## LISTED ENTRIES
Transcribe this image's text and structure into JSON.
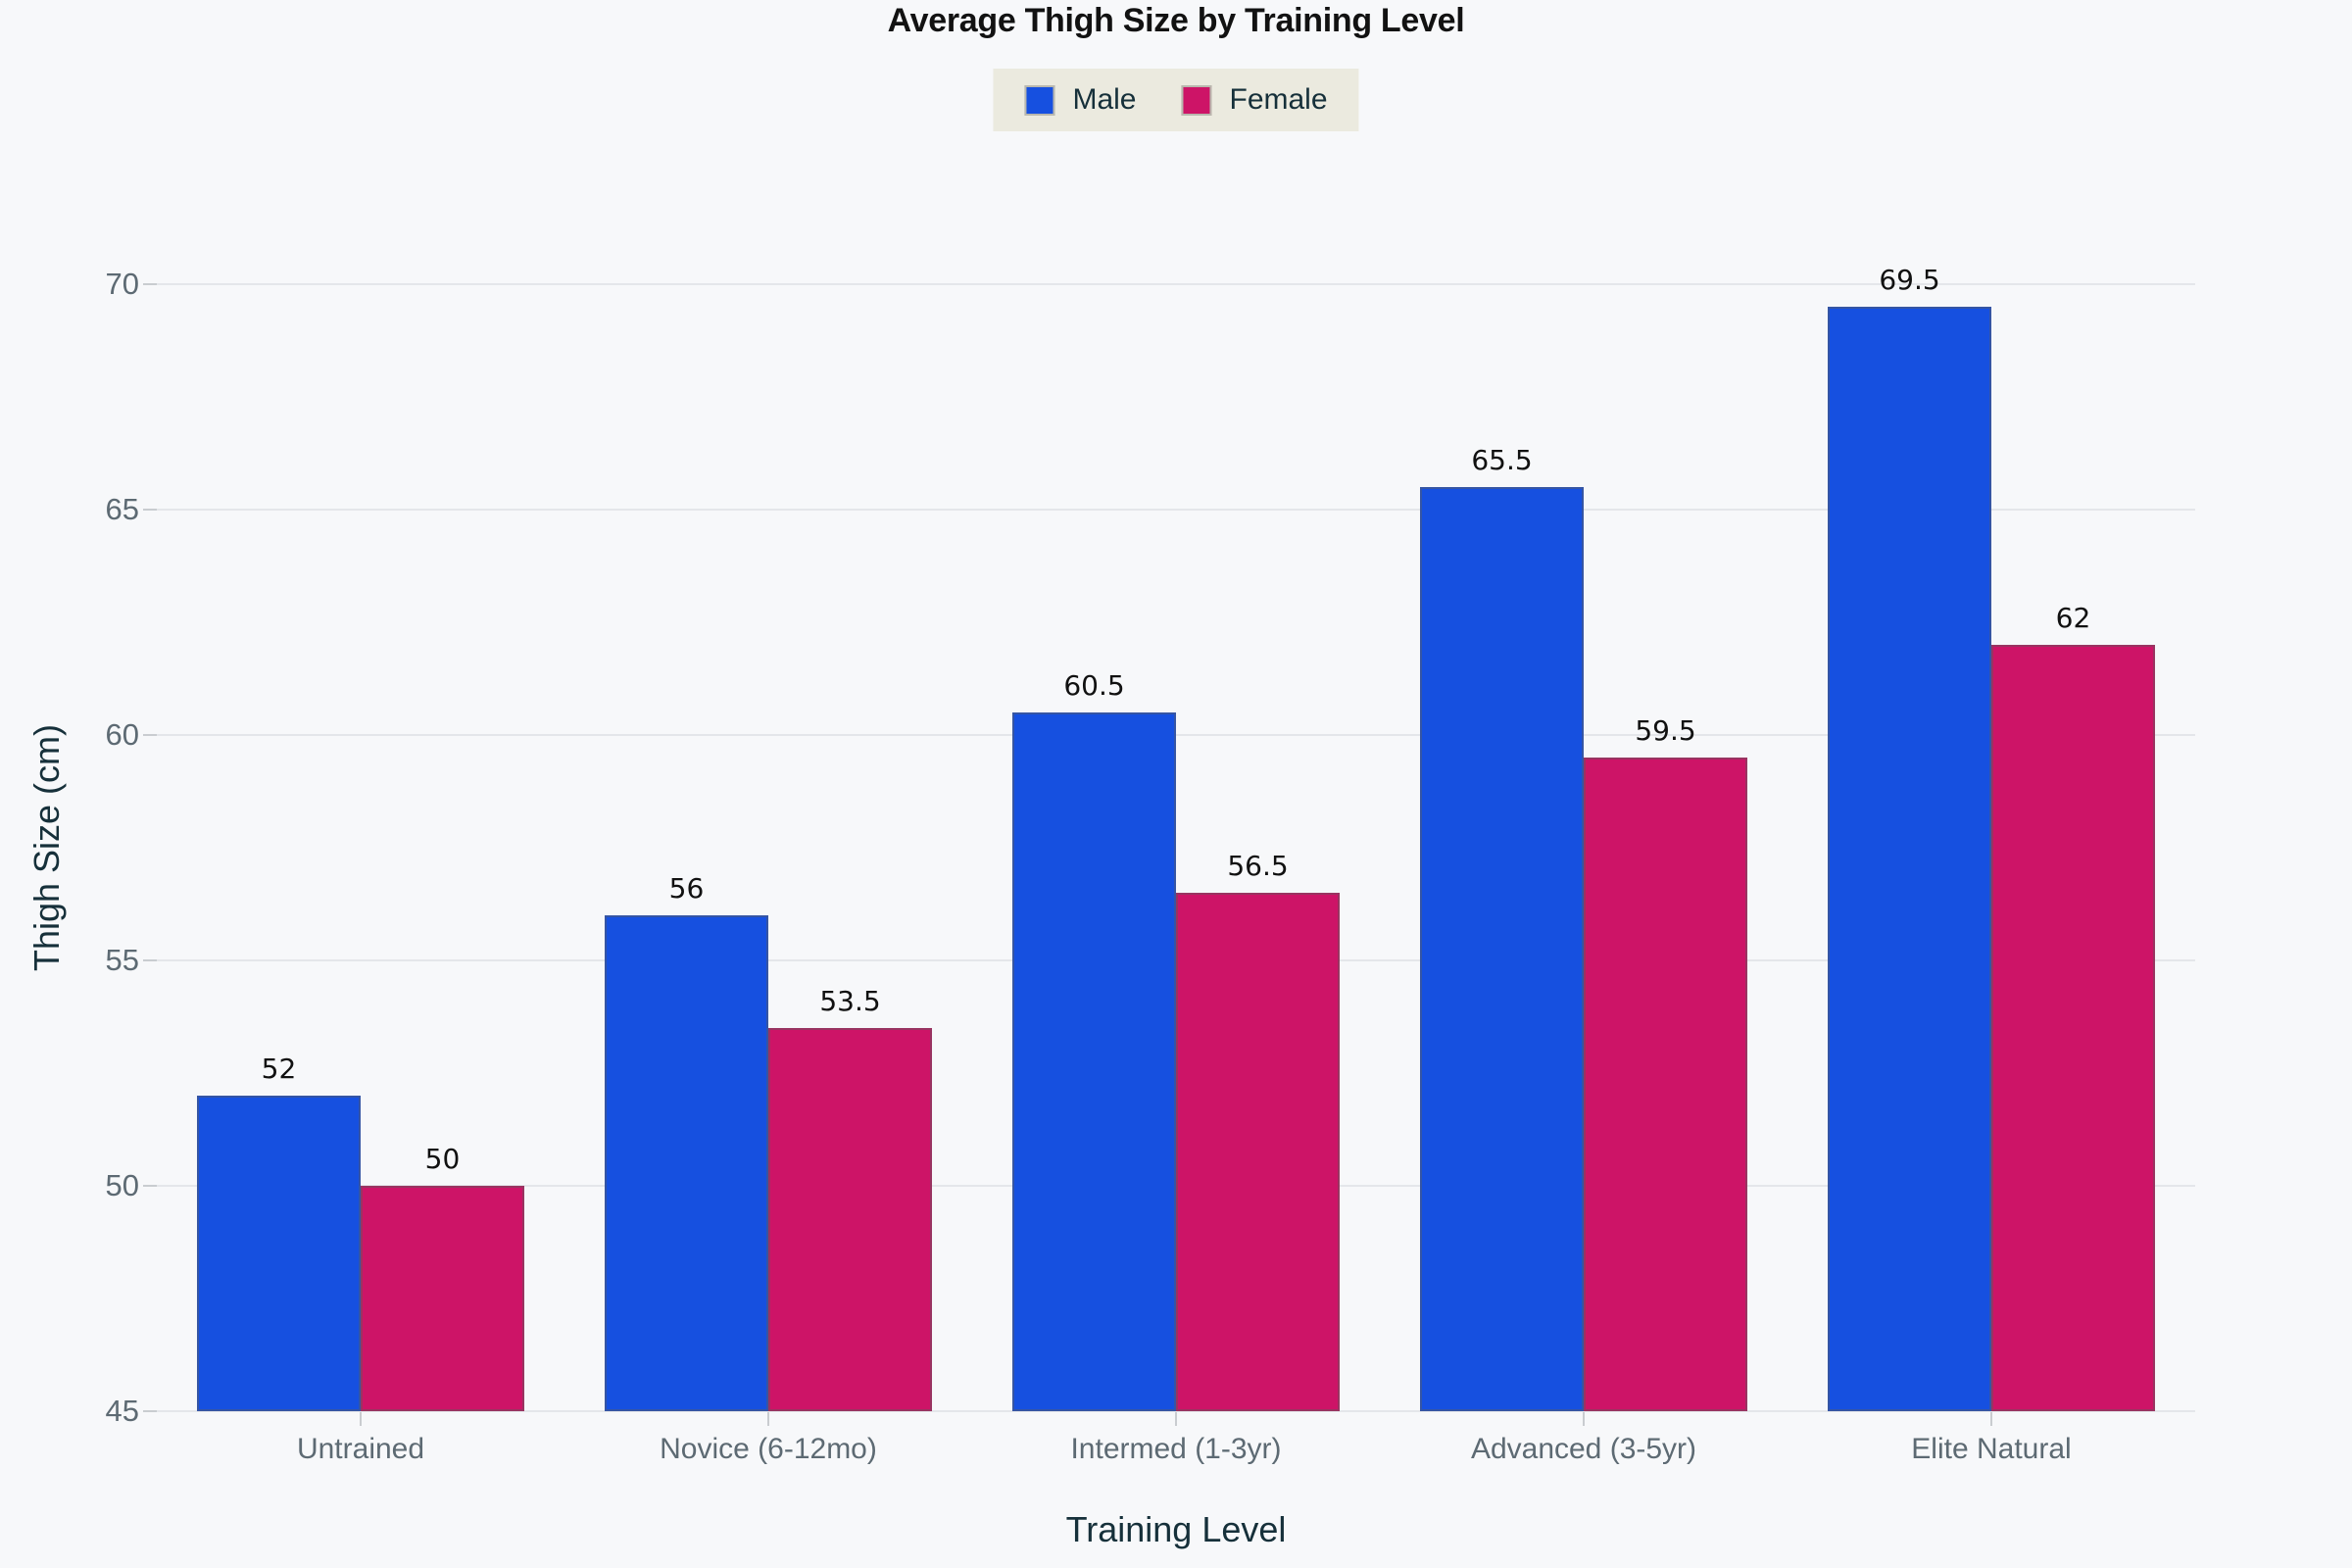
{
  "chart_data": {
    "type": "bar",
    "title": "Average Thigh Size by Training Level",
    "xlabel": "Training Level",
    "ylabel": "Thigh Size (cm)",
    "categories": [
      "Untrained",
      "Novice (6-12mo)",
      "Intermed (1-3yr)",
      "Advanced (3-5yr)",
      "Elite Natural"
    ],
    "series": [
      {
        "name": "Male",
        "color": "#1650e0",
        "values": [
          52,
          56,
          60.5,
          65.5,
          69.5
        ]
      },
      {
        "name": "Female",
        "color": "#cd1467",
        "values": [
          50,
          53.5,
          56.5,
          59.5,
          62
        ]
      }
    ],
    "ylim": [
      45,
      70
    ],
    "yticks": [
      45,
      50,
      55,
      60,
      65,
      70
    ],
    "grid": true,
    "legend_position": "top",
    "value_labels": [
      "52",
      "50",
      "56",
      "53.5",
      "60.5",
      "56.5",
      "65.5",
      "59.5",
      "69.5",
      "62"
    ]
  },
  "styles": {
    "background": "#f7f8fa",
    "grid_color": "#e4e6ea",
    "tick_mark_color": "#c9ccd0",
    "tick_label_color": "#5d6a73",
    "axis_title_color": "#16303a",
    "title_color": "#121212",
    "value_label_color": "#111111",
    "legend_bg": "#ebeadf",
    "legend_text": "#16303a"
  }
}
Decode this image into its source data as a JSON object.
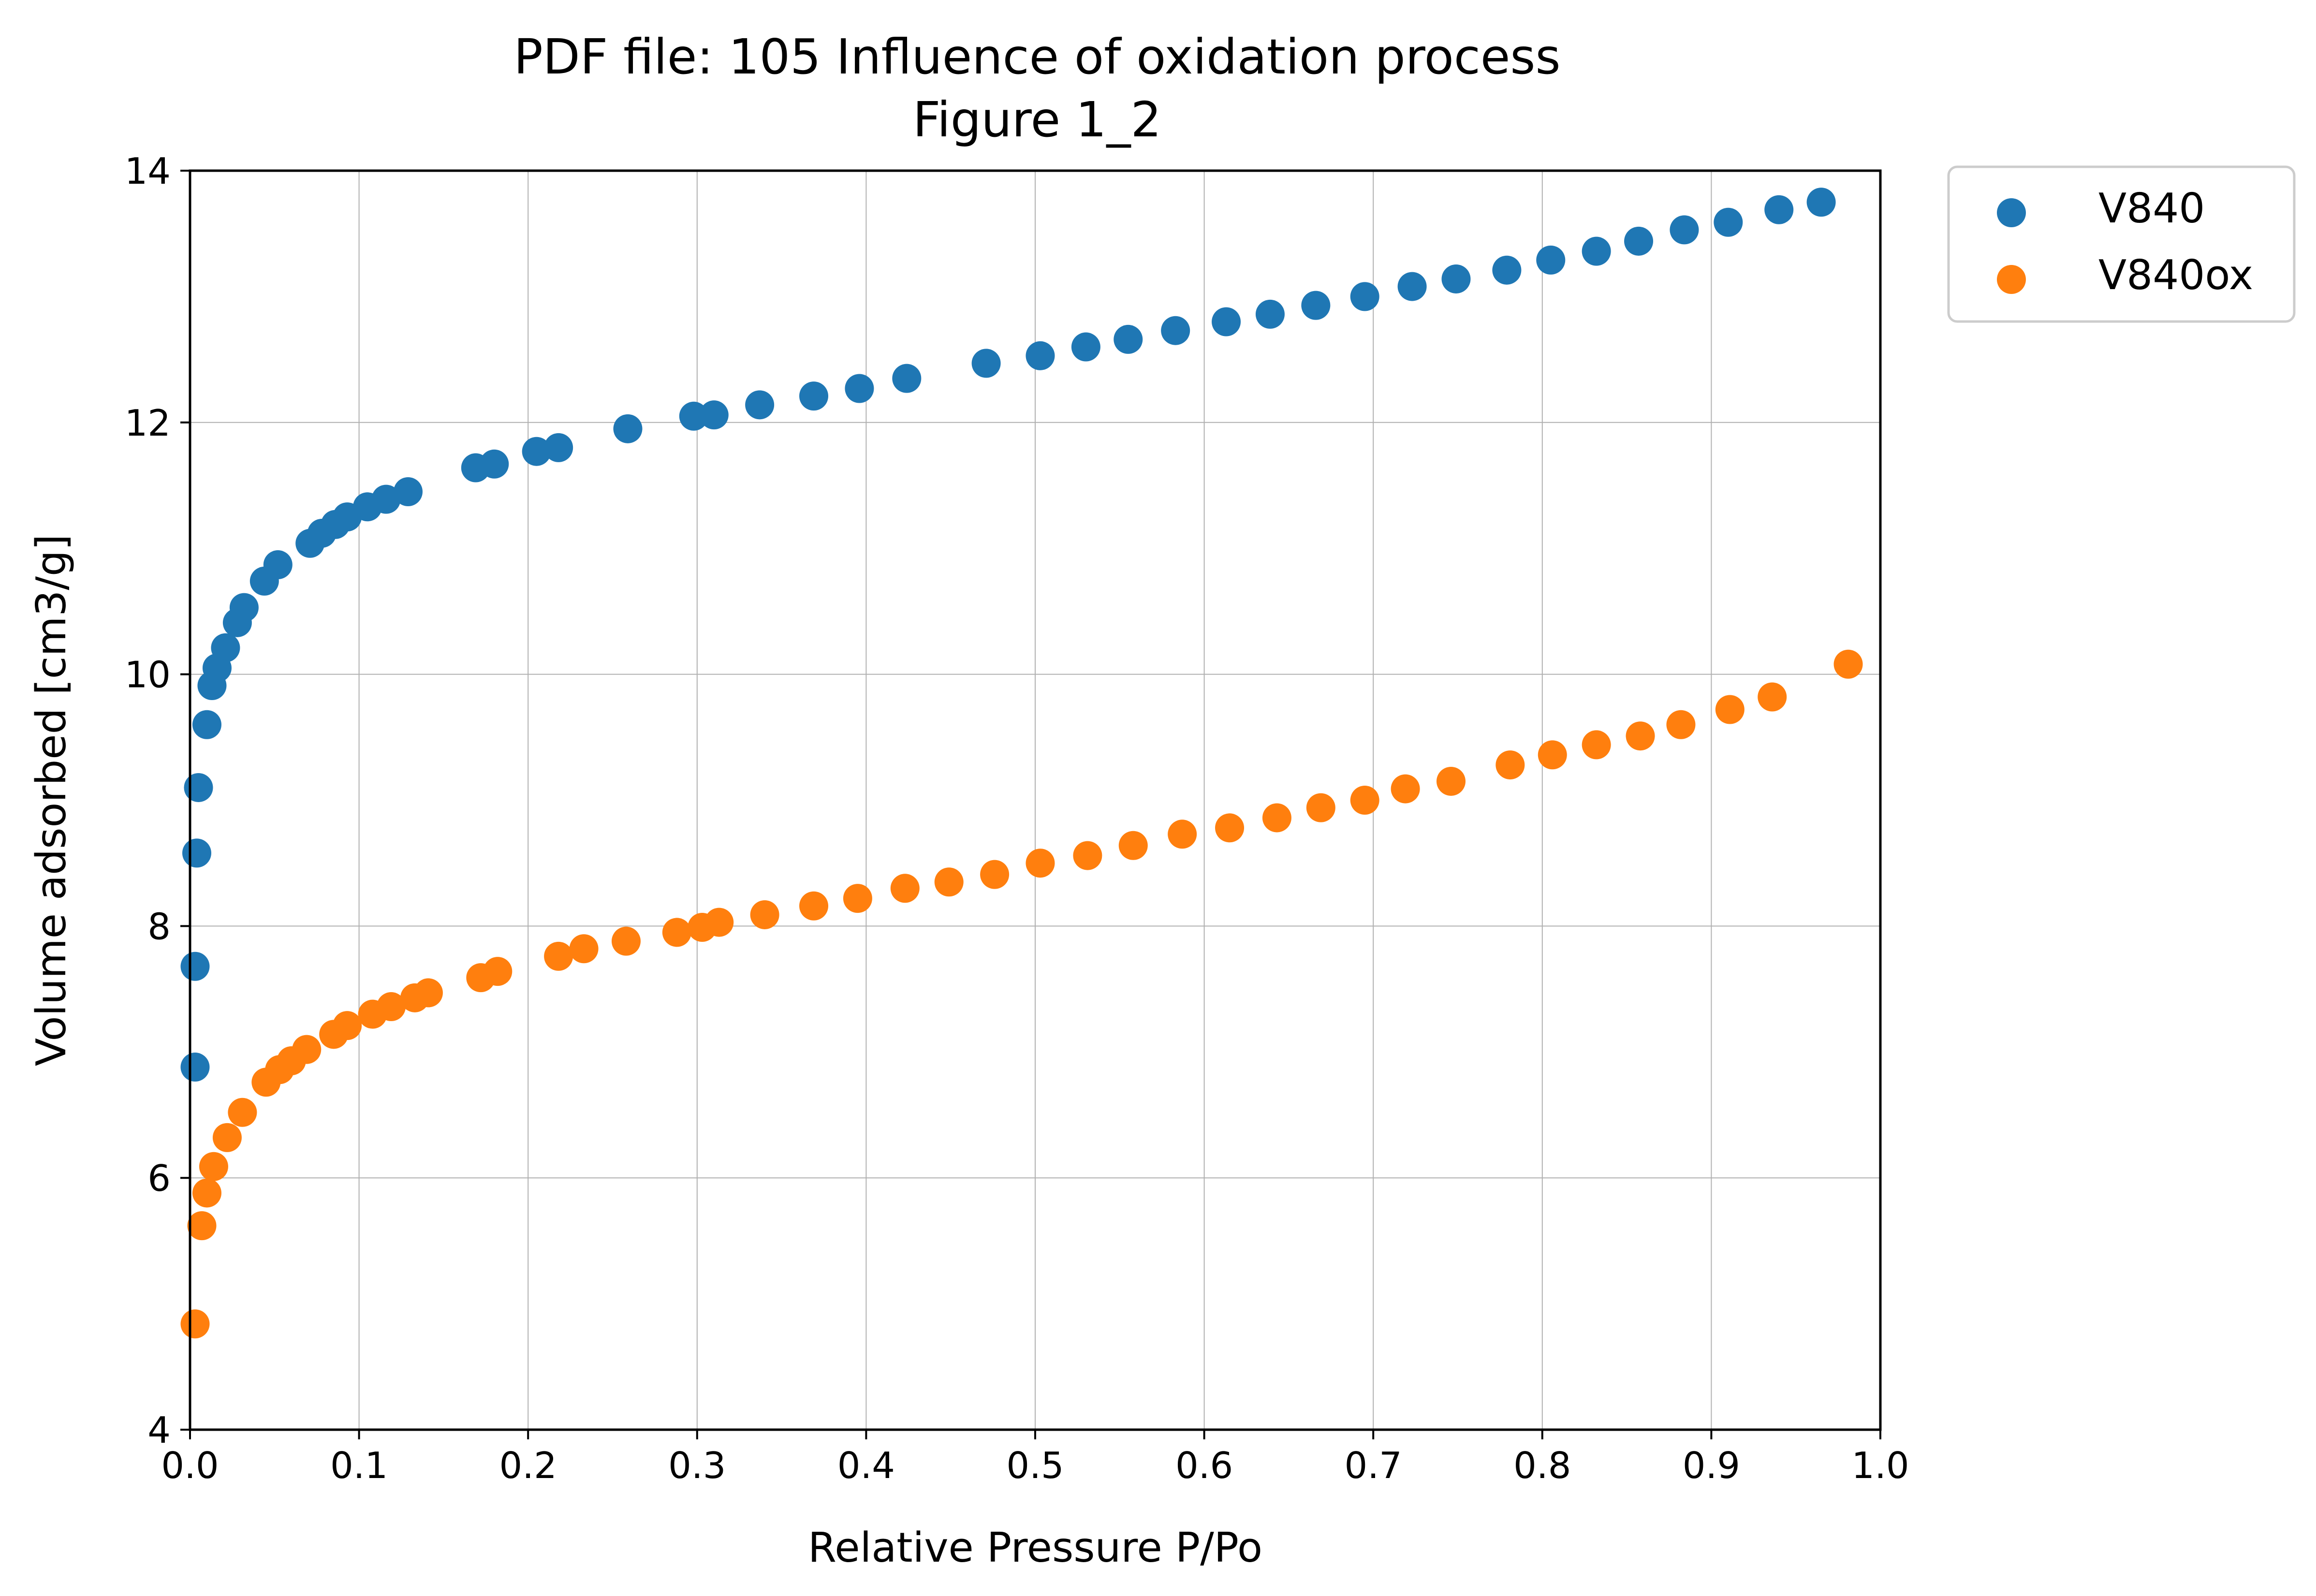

## WRITTEN PROBLEM
Select and copy every line from the records that includes the word "Thigh".

## ANSWER IN FULL
    "title": "Average Thigh Size by Training Level",
    "ylabel": "Thigh Size (cm)",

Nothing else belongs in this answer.